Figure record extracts
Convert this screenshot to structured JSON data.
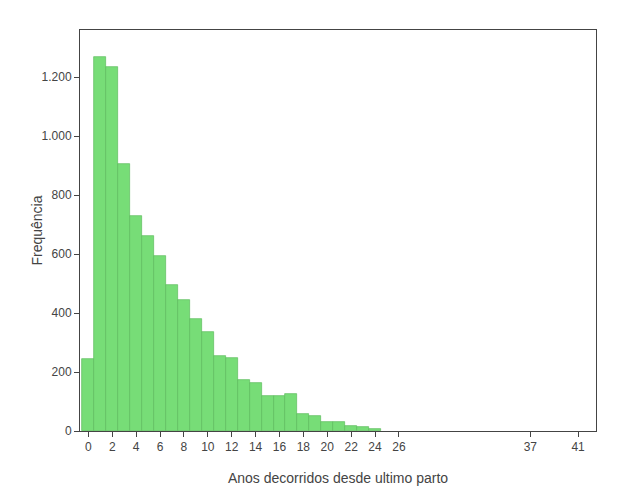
{
  "chart_data": {
    "type": "bar",
    "x": [
      0,
      1,
      2,
      3,
      4,
      5,
      6,
      7,
      8,
      9,
      10,
      11,
      12,
      13,
      14,
      15,
      16,
      17,
      18,
      19,
      20,
      21,
      22,
      23,
      24
    ],
    "values": [
      245,
      1270,
      1235,
      905,
      730,
      660,
      595,
      495,
      445,
      380,
      335,
      255,
      248,
      173,
      162,
      118,
      118,
      125,
      58,
      50,
      30,
      32,
      18,
      13,
      8
    ],
    "color": "#77DD77",
    "xlabel": "Anos decorridos desde ultimo parto",
    "ylabel": "Frequência",
    "xlim": [
      -0.7,
      42.5
    ],
    "xticks": [
      0,
      2,
      4,
      6,
      8,
      10,
      12,
      14,
      16,
      18,
      20,
      22,
      24,
      26,
      37,
      41
    ],
    "ylim": [
      0,
      1360
    ],
    "yticks": [
      0,
      200,
      400,
      600,
      800,
      {
        "value": 1000,
        "label": "1.000"
      },
      {
        "value": 1200,
        "label": "1.200"
      }
    ],
    "grid": false
  }
}
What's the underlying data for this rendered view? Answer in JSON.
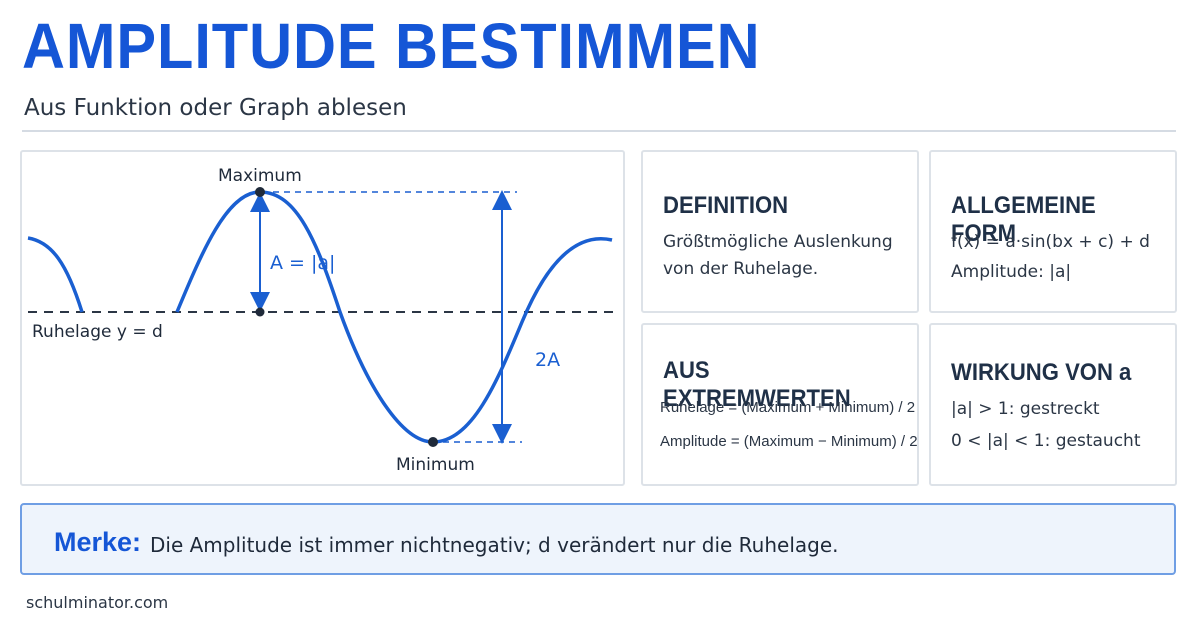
{
  "header": {
    "title": "AMPLITUDE BESTIMMEN",
    "subtitle": "Aus Funktion oder Graph ablesen"
  },
  "graph": {
    "maximum_label": "Maximum",
    "minimum_label": "Minimum",
    "rest_label": "Ruhelage y = d",
    "amplitude_label": "A = |a|",
    "double_label": "2A"
  },
  "cards": {
    "definition": {
      "title": "DEFINITION",
      "lines": [
        "Größtmögliche Auslenkung",
        "von der Ruhelage."
      ]
    },
    "general_form": {
      "title": "ALLGEMEINE FORM",
      "lines": [
        "f(x) = a·sin(bx + c) + d",
        "Amplitude: |a|"
      ]
    },
    "extremes": {
      "title": "AUS EXTREMWERTEN",
      "lines": [
        "Ruhelage = (Maximum + Minimum) / 2",
        "Amplitude = (Maximum − Minimum) / 2"
      ]
    },
    "effect": {
      "title": "WIRKUNG VON a",
      "lines": [
        "|a| > 1: gestreckt",
        "0 < |a| < 1: gestaucht"
      ]
    }
  },
  "note": {
    "label": "Merke:",
    "text": "Die Amplitude ist immer nichtnegativ; d verändert nur die Ruhelage."
  },
  "footer": "schulminator.com",
  "colors": {
    "accent": "#1556d6",
    "curve": "#1a5fd1",
    "text": "#1f2a3a",
    "border": "#dde2e8",
    "note_bg": "#eef4fc"
  }
}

• [Written task]:
From the entries above, return each line with the word "Ruhelage" in it.

• [Answer]:
    "rest_label": "Ruhelage y = d",
        "von der Ruhelage."
        "Ruhelage = (Maximum + Minimum) / 2",
    "text": "Die Amplitude ist immer nichtnegativ; d verändert nur die Ruhelage."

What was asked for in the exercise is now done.